#### WHAT TO WORK ON:
Give an exact copy of every line, leaving images out.

-------- INFORMATION GIVEN --------

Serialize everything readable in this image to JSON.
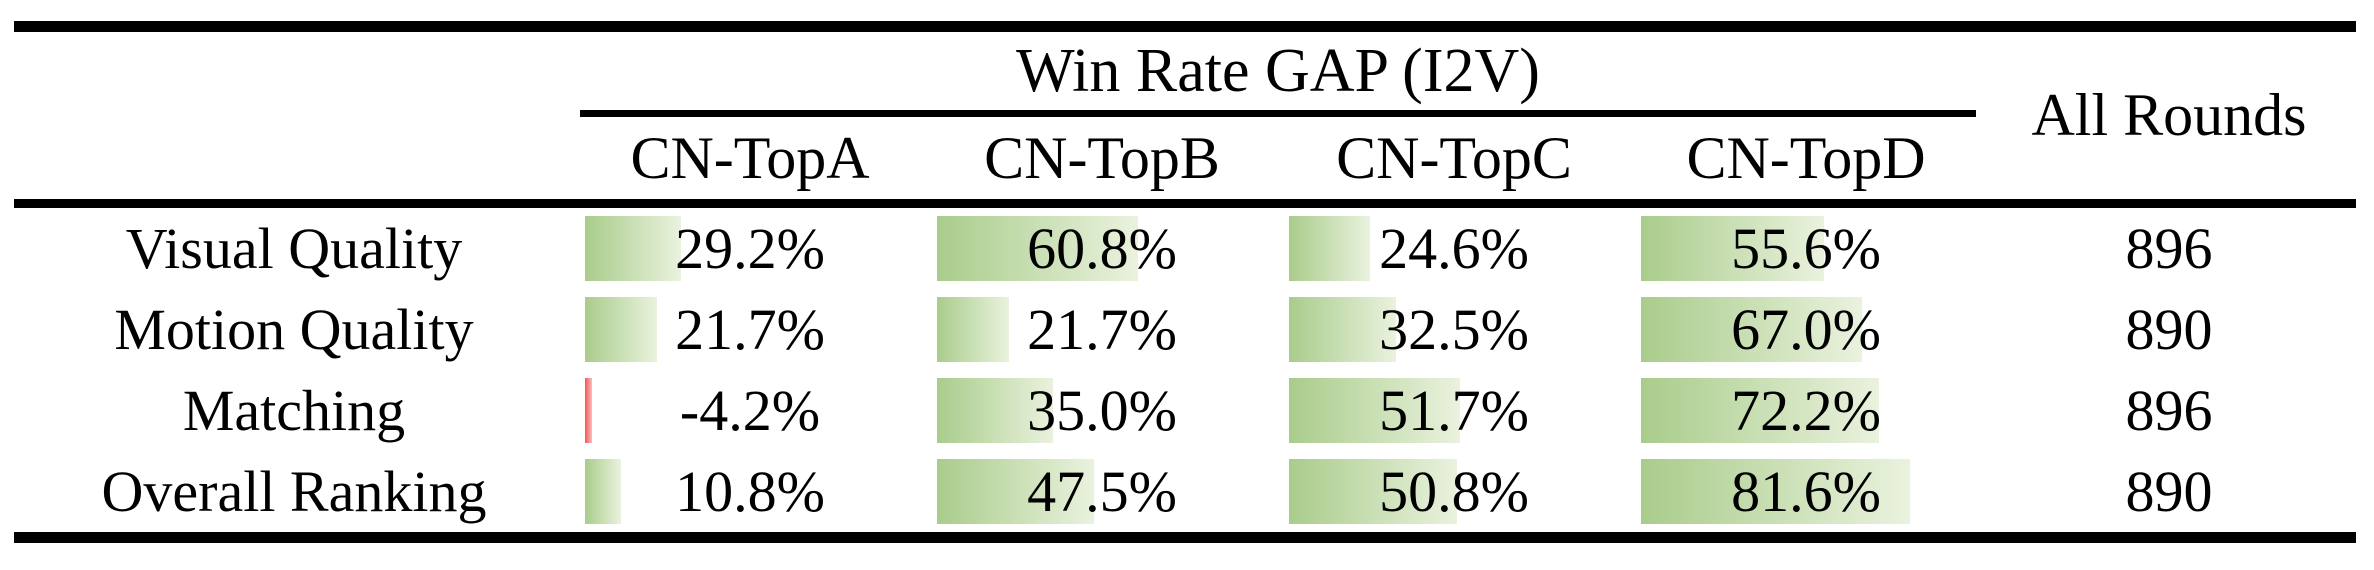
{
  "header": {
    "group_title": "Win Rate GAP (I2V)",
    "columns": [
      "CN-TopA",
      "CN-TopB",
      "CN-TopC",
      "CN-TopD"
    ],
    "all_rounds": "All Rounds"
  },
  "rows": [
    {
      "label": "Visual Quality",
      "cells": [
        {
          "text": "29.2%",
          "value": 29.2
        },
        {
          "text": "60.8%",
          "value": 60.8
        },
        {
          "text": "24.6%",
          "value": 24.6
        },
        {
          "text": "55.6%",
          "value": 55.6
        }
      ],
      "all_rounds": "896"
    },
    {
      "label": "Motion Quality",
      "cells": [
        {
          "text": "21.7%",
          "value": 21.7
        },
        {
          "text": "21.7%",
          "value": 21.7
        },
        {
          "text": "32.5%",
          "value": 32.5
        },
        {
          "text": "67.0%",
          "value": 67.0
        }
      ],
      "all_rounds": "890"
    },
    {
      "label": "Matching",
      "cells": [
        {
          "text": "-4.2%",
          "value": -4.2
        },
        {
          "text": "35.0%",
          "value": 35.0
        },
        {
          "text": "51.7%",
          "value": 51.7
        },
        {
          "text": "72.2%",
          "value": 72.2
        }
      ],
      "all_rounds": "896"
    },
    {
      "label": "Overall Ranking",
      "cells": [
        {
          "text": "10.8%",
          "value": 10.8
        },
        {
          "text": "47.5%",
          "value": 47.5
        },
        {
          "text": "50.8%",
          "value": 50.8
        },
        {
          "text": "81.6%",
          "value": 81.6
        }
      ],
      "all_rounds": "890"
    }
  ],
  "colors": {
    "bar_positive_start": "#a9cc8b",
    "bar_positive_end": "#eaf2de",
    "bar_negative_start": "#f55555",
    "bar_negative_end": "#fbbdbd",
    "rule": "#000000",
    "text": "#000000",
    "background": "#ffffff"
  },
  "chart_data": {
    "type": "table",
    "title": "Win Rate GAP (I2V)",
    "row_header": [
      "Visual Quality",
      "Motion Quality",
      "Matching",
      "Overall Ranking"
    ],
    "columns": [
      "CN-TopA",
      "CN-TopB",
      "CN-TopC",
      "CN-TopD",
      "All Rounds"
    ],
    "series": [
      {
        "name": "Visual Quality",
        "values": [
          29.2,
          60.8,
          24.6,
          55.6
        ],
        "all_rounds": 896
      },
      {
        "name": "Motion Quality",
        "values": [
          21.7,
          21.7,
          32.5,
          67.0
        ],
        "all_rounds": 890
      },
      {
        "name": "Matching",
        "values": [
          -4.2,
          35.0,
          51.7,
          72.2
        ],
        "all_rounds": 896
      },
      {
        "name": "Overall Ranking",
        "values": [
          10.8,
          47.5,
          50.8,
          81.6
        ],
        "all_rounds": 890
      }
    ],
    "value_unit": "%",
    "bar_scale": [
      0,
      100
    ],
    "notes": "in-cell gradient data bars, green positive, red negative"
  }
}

--------

#### FINAL RESULT:
Serialize everything readable in this image to JSON.
{
  "header": {
    "group_title": "Win Rate GAP (I2V)",
    "columns": [
      "CN-TopA",
      "CN-TopB",
      "CN-TopC",
      "CN-TopD"
    ],
    "all_rounds": "All Rounds"
  },
  "rows": [
    {
      "label": "Visual Quality",
      "cells": [
        {
          "text": "29.2%",
          "value": 29.2
        },
        {
          "text": "60.8%",
          "value": 60.8
        },
        {
          "text": "24.6%",
          "value": 24.6
        },
        {
          "text": "55.6%",
          "value": 55.6
        }
      ],
      "all_rounds": "896"
    },
    {
      "label": "Motion Quality",
      "cells": [
        {
          "text": "21.7%",
          "value": 21.7
        },
        {
          "text": "21.7%",
          "value": 21.7
        },
        {
          "text": "32.5%",
          "value": 32.5
        },
        {
          "text": "67.0%",
          "value": 67.0
        }
      ],
      "all_rounds": "890"
    },
    {
      "label": "Matching",
      "cells": [
        {
          "text": "-4.2%",
          "value": -4.2
        },
        {
          "text": "35.0%",
          "value": 35.0
        },
        {
          "text": "51.7%",
          "value": 51.7
        },
        {
          "text": "72.2%",
          "value": 72.2
        }
      ],
      "all_rounds": "896"
    },
    {
      "label": "Overall Ranking",
      "cells": [
        {
          "text": "10.8%",
          "value": 10.8
        },
        {
          "text": "47.5%",
          "value": 47.5
        },
        {
          "text": "50.8%",
          "value": 50.8
        },
        {
          "text": "81.6%",
          "value": 81.6
        }
      ],
      "all_rounds": "890"
    }
  ],
  "colors": {
    "bar_positive_start": "#a9cc8b",
    "bar_positive_end": "#eaf2de",
    "bar_negative_start": "#f55555",
    "bar_negative_end": "#fbbdbd",
    "rule": "#000000",
    "text": "#000000",
    "background": "#ffffff"
  },
  "chart_data": {
    "type": "table",
    "title": "Win Rate GAP (I2V)",
    "row_header": [
      "Visual Quality",
      "Motion Quality",
      "Matching",
      "Overall Ranking"
    ],
    "columns": [
      "CN-TopA",
      "CN-TopB",
      "CN-TopC",
      "CN-TopD",
      "All Rounds"
    ],
    "series": [
      {
        "name": "Visual Quality",
        "values": [
          29.2,
          60.8,
          24.6,
          55.6
        ],
        "all_rounds": 896
      },
      {
        "name": "Motion Quality",
        "values": [
          21.7,
          21.7,
          32.5,
          67.0
        ],
        "all_rounds": 890
      },
      {
        "name": "Matching",
        "values": [
          -4.2,
          35.0,
          51.7,
          72.2
        ],
        "all_rounds": 896
      },
      {
        "name": "Overall Ranking",
        "values": [
          10.8,
          47.5,
          50.8,
          81.6
        ],
        "all_rounds": 890
      }
    ],
    "value_unit": "%",
    "bar_scale": [
      0,
      100
    ],
    "notes": "in-cell gradient data bars, green positive, red negative"
  }
}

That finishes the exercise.